--- BEGIN SOURCE MATERIAL ---
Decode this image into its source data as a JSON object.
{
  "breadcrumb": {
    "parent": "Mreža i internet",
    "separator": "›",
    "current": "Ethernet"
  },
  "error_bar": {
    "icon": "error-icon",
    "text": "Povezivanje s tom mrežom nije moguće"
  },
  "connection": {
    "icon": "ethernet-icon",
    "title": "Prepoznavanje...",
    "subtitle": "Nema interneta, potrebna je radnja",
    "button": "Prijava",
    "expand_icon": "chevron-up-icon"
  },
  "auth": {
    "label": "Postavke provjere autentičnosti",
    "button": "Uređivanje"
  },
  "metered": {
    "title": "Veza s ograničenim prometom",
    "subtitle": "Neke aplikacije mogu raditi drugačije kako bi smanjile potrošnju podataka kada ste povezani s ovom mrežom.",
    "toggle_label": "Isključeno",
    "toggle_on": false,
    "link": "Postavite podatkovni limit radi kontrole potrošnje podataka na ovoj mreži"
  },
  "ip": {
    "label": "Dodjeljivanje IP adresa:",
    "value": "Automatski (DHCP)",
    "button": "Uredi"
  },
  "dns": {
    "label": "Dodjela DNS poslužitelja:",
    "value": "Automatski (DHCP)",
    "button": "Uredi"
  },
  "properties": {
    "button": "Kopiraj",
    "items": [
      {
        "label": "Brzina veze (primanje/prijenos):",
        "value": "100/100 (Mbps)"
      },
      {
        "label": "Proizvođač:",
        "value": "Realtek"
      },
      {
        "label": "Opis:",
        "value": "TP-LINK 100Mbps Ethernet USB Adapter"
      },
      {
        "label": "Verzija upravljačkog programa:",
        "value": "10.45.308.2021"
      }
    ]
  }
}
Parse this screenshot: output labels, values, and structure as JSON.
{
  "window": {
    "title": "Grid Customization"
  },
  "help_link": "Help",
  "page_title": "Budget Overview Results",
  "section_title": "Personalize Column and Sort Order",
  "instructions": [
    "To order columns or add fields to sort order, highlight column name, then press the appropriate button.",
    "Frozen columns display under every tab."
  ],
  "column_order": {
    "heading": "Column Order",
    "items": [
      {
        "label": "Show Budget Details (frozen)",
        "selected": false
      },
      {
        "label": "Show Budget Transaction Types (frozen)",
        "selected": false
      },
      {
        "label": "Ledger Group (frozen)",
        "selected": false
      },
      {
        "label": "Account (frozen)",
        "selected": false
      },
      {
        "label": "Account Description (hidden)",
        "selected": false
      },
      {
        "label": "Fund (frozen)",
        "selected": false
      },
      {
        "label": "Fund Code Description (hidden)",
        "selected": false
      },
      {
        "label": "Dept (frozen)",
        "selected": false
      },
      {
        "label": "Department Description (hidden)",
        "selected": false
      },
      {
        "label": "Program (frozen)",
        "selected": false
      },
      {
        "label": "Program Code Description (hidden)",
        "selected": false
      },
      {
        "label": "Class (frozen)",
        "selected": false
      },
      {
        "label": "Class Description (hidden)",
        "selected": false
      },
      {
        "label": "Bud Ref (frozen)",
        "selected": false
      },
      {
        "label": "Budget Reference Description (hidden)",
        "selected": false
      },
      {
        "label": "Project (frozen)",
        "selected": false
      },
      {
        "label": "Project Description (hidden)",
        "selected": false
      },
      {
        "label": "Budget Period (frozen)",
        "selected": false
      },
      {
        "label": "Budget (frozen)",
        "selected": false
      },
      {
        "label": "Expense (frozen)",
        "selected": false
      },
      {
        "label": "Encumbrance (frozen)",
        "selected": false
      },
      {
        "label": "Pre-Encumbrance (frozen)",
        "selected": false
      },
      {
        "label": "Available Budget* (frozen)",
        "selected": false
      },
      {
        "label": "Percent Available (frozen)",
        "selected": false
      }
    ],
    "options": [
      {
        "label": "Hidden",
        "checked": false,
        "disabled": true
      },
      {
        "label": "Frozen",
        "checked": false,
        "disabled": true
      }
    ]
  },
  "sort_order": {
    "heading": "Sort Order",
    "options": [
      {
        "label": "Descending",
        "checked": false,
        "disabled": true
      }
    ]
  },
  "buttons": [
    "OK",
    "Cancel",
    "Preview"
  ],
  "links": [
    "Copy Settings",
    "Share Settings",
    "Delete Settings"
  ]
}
--- END SOURCE MATERIAL ---
#### [EXERCISE DETAILS]
Copy every record exactly as presented.

#### [RESPONSE]
Decode this image into its source data as a JSON object.
{
  "breadcrumb": {
    "parent": "Mreža i internet",
    "separator": "›",
    "current": "Ethernet"
  },
  "error_bar": {
    "icon": "error-icon",
    "text": "Povezivanje s tom mrežom nije moguće"
  },
  "connection": {
    "icon": "ethernet-icon",
    "title": "Prepoznavanje...",
    "subtitle": "Nema interneta, potrebna je radnja",
    "button": "Prijava",
    "expand_icon": "chevron-up-icon"
  },
  "auth": {
    "label": "Postavke provjere autentičnosti",
    "button": "Uređivanje"
  },
  "metered": {
    "title": "Veza s ograničenim prometom",
    "subtitle": "Neke aplikacije mogu raditi drugačije kako bi smanjile potrošnju podataka kada ste povezani s ovom mrežom.",
    "toggle_label": "Isključeno",
    "toggle_on": false,
    "link": "Postavite podatkovni limit radi kontrole potrošnje podataka na ovoj mreži"
  },
  "ip": {
    "label": "Dodjeljivanje IP adresa:",
    "value": "Automatski (DHCP)",
    "button": "Uredi"
  },
  "dns": {
    "label": "Dodjela DNS poslužitelja:",
    "value": "Automatski (DHCP)",
    "button": "Uredi"
  },
  "properties": {
    "button": "Kopiraj",
    "items": [
      {
        "label": "Brzina veze (primanje/prijenos):",
        "value": "100/100 (Mbps)"
      },
      {
        "label": "Proizvođač:",
        "value": "Realtek"
      },
      {
        "label": "Opis:",
        "value": "TP-LINK 100Mbps Ethernet USB Adapter"
      },
      {
        "label": "Verzija upravljačkog programa:",
        "value": "10.45.308.2021"
      }
    ]
  }
}
Parse this screenshot: output labels, values, and structure as JSON.
{
  "window": {
    "title": "Grid Customization"
  },
  "help_link": "Help",
  "page_title": "Budget Overview Results",
  "section_title": "Personalize Column and Sort Order",
  "instructions": [
    "To order columns or add fields to sort order, highlight column name, then press the appropriate button.",
    "Frozen columns display under every tab."
  ],
  "column_order": {
    "heading": "Column Order",
    "items": [
      {
        "label": "Show Budget Details (frozen)",
        "selected": false
      },
      {
        "label": "Show Budget Transaction Types (frozen)",
        "selected": false
      },
      {
        "label": "Ledger Group (frozen)",
        "selected": false
      },
      {
        "label": "Account (frozen)",
        "selected": false
      },
      {
        "label": "Account Description (hidden)",
        "selected": false
      },
      {
        "label": "Fund (frozen)",
        "selected": false
      },
      {
        "label": "Fund Code Description (hidden)",
        "selected": false
      },
      {
        "label": "Dept (frozen)",
        "selected": false
      },
      {
        "label": "Department Description (hidden)",
        "selected": false
      },
      {
        "label": "Program (frozen)",
        "selected": false
      },
      {
        "label": "Program Code Description (hidden)",
        "selected": false
      },
      {
        "label": "Class (frozen)",
        "selected": false
      },
      {
        "label": "Class Description (hidden)",
        "selected": false
      },
      {
        "label": "Bud Ref (frozen)",
        "selected": false
      },
      {
        "label": "Budget Reference Description (hidden)",
        "selected": false
      },
      {
        "label": "Project (frozen)",
        "selected": false
      },
      {
        "label": "Project Description (hidden)",
        "selected": false
      },
      {
        "label": "Budget Period (frozen)",
        "selected": false
      },
      {
        "label": "Budget (frozen)",
        "selected": false
      },
      {
        "label": "Expense (frozen)",
        "selected": false
      },
      {
        "label": "Encumbrance (frozen)",
        "selected": false
      },
      {
        "label": "Pre-Encumbrance (frozen)",
        "selected": false
      },
      {
        "label": "Available Budget* (frozen)",
        "selected": false
      },
      {
        "label": "Percent Available (frozen)",
        "selected": false
      }
    ],
    "options": [
      {
        "label": "Hidden",
        "checked": false,
        "disabled": true
      },
      {
        "label": "Frozen",
        "checked": false,
        "disabled": true
      }
    ]
  },
  "sort_order": {
    "heading": "Sort Order",
    "options": [
      {
        "label": "Descending",
        "checked": false,
        "disabled": true
      }
    ]
  },
  "buttons": [
    "OK",
    "Cancel",
    "Preview"
  ],
  "links": [
    "Copy Settings",
    "Share Settings",
    "Delete Settings"
  ]
}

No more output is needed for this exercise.